◆ MATERIAL TO PROCESS
○ ○ ○

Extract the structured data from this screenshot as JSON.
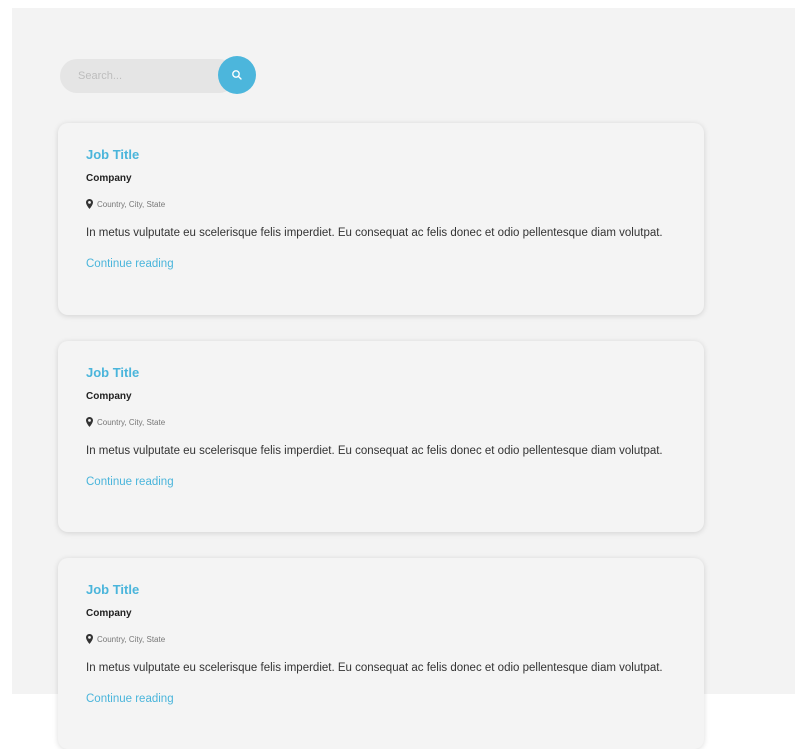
{
  "search": {
    "placeholder": "Search...",
    "icon": "search-icon",
    "accent_color": "#4cb6dc"
  },
  "jobs": [
    {
      "title": "Job Title",
      "company": "Company",
      "location": "Country, City, State",
      "location_icon": "map-pin-icon",
      "description": "In metus vulputate eu scelerisque felis imperdiet. Eu consequat ac felis donec et odio pellentesque diam volutpat.",
      "link_label": "Continue reading"
    },
    {
      "title": "Job Title",
      "company": "Company",
      "location": "Country, City, State",
      "location_icon": "map-pin-icon",
      "description": "In metus vulputate eu scelerisque felis imperdiet. Eu consequat ac felis donec et odio pellentesque diam volutpat.",
      "link_label": "Continue reading"
    },
    {
      "title": "Job Title",
      "company": "Company",
      "location": "Country, City, State",
      "location_icon": "map-pin-icon",
      "description": "In metus vulputate eu scelerisque felis imperdiet. Eu consequat ac felis donec et odio pellentesque diam volutpat.",
      "link_label": "Continue reading"
    }
  ],
  "colors": {
    "accent": "#4ab5db",
    "background": "#f3f3f3",
    "text": "#333333"
  }
}
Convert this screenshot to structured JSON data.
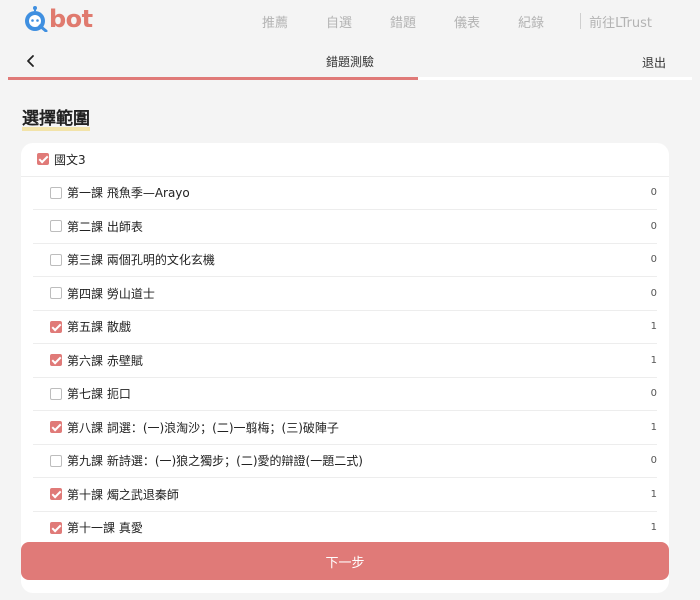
{
  "brand": {
    "name": "bot"
  },
  "nav": [
    {
      "label": "推薦"
    },
    {
      "label": "自選"
    },
    {
      "label": "錯題"
    },
    {
      "label": "儀表"
    },
    {
      "label": "紀錄"
    }
  ],
  "nav_external": {
    "label": "前往LTrust"
  },
  "header": {
    "title": "錯題測驗",
    "exit_label": "退出",
    "progress_fraction": 0.6
  },
  "section_title": "選擇範圍",
  "parent": {
    "label": "國文3",
    "checked": true
  },
  "lessons": [
    {
      "label": "第一課 飛魚季—Arayo",
      "count": "0",
      "checked": false
    },
    {
      "label": "第二課 出師表",
      "count": "0",
      "checked": false
    },
    {
      "label": "第三課 兩個孔明的文化玄機",
      "count": "0",
      "checked": false
    },
    {
      "label": "第四課 勞山道士",
      "count": "0",
      "checked": false
    },
    {
      "label": "第五課 散戲",
      "count": "1",
      "checked": true
    },
    {
      "label": "第六課 赤壁賦",
      "count": "1",
      "checked": true
    },
    {
      "label": "第七課 扼口",
      "count": "0",
      "checked": false
    },
    {
      "label": "第八課 詞選：(一)浪淘沙；(二)一翦梅；(三)破陣子",
      "count": "1",
      "checked": true
    },
    {
      "label": "第九課 新詩選：(一)狼之獨步；(二)愛的辯證(一題二式)",
      "count": "0",
      "checked": false
    },
    {
      "label": "第十課 燭之武退秦師",
      "count": "1",
      "checked": true
    },
    {
      "label": "第十一課 真愛",
      "count": "1",
      "checked": true
    }
  ],
  "next_button": {
    "label": "下一步"
  },
  "colors": {
    "accent": "#e07a78",
    "brand": "#e07a6e",
    "brand_blue": "#3f8fe0"
  },
  "icons": {
    "back": "chevron-left-icon",
    "logo": "robot-q-icon"
  }
}
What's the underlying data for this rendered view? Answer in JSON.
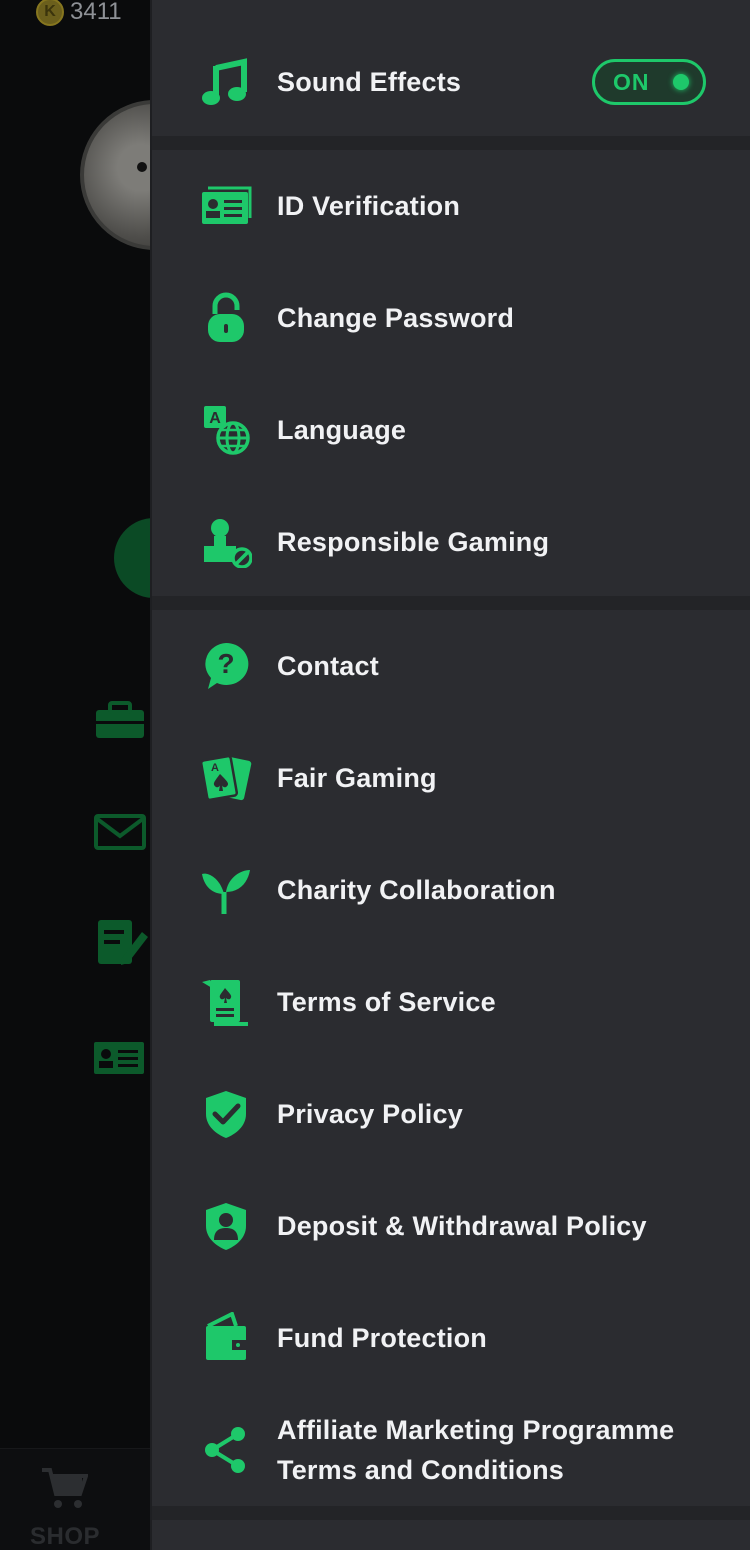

○ ○ ○

◆ WHAT IS NEEDED
Go through the data above and transcribe it in full, omitting any image.

◆ WRITTEN SOLUTION
Extract the structured data from this screenshot as JSON.
{
  "search": {
    "placeholder": "Search...",
    "icon": "search-icon",
    "accent_color": "#4cb6dc"
  },
  "jobs": [
    {
      "title": "Job Title",
      "company": "Company",
      "location": "Country, City, State",
      "location_icon": "map-pin-icon",
      "description": "In metus vulputate eu scelerisque felis imperdiet. Eu consequat ac felis donec et odio pellentesque diam volutpat.",
      "link_label": "Continue reading"
    },
    {
      "title": "Job Title",
      "company": "Company",
      "location": "Country, City, State",
      "location_icon": "map-pin-icon",
      "description": "In metus vulputate eu scelerisque felis imperdiet. Eu consequat ac felis donec et odio pellentesque diam volutpat.",
      "link_label": "Continue reading"
    },
    {
      "title": "Job Title",
      "company": "Company",
      "location": "Country, City, State",
      "location_icon": "map-pin-icon",
      "description": "In metus vulputate eu scelerisque felis imperdiet. Eu consequat ac felis donec et odio pellentesque diam volutpat.",
      "link_label": "Continue reading"
    }
  ],
  "colors": {
    "accent": "#4ab5db",
    "background": "#f3f3f3",
    "text": "#333333"
  }
}
Convert this screenshot to structured JSON data.
{
  "brand": {
    "name": "bot"
  },
  "nav": [
    {
      "label": "推薦"
    },
    {
      "label": "自選"
    },
    {
      "label": "錯題"
    },
    {
      "label": "儀表"
    },
    {
      "label": "紀錄"
    }
  ],
  "nav_external": {
    "label": "前往LTrust"
  },
  "header": {
    "title": "錯題測驗",
    "exit_label": "退出",
    "progress_fraction": 0.6
  },
  "section_title": "選擇範圍",
  "parent": {
    "label": "國文3",
    "checked": true
  },
  "lessons": [
    {
      "label": "第一課 飛魚季—Arayo",
      "count": "0",
      "checked": false
    },
    {
      "label": "第二課 出師表",
      "count": "0",
      "checked": false
    },
    {
      "label": "第三課 兩個孔明的文化玄機",
      "count": "0",
      "checked": false
    },
    {
      "label": "第四課 勞山道士",
      "count": "0",
      "checked": false
    },
    {
      "label": "第五課 散戲",
      "count": "1",
      "checked": true
    },
    {
      "label": "第六課 赤壁賦",
      "count": "1",
      "checked": true
    },
    {
      "label": "第七課 扼口",
      "count": "0",
      "checked": false
    },
    {
      "label": "第八課 詞選：(一)浪淘沙；(二)一翦梅；(三)破陣子",
      "count": "1",
      "checked": true
    },
    {
      "label": "第九課 新詩選：(一)狼之獨步；(二)愛的辯證(一題二式)",
      "count": "0",
      "checked": false
    },
    {
      "label": "第十課 燭之武退秦師",
      "count": "1",
      "checked": true
    },
    {
      "label": "第十一課 真愛",
      "count": "1",
      "checked": true
    }
  ],
  "next_button": {
    "label": "下一步"
  },
  "colors": {
    "accent": "#e07a78",
    "brand": "#e07a6e",
    "brand_blue": "#3f8fe0"
  },
  "icons": {
    "back": "chevron-left-icon",
    "logo": "robot-q-icon"
  }
}
What's the underlying data for this rendered view? Answer in JSON.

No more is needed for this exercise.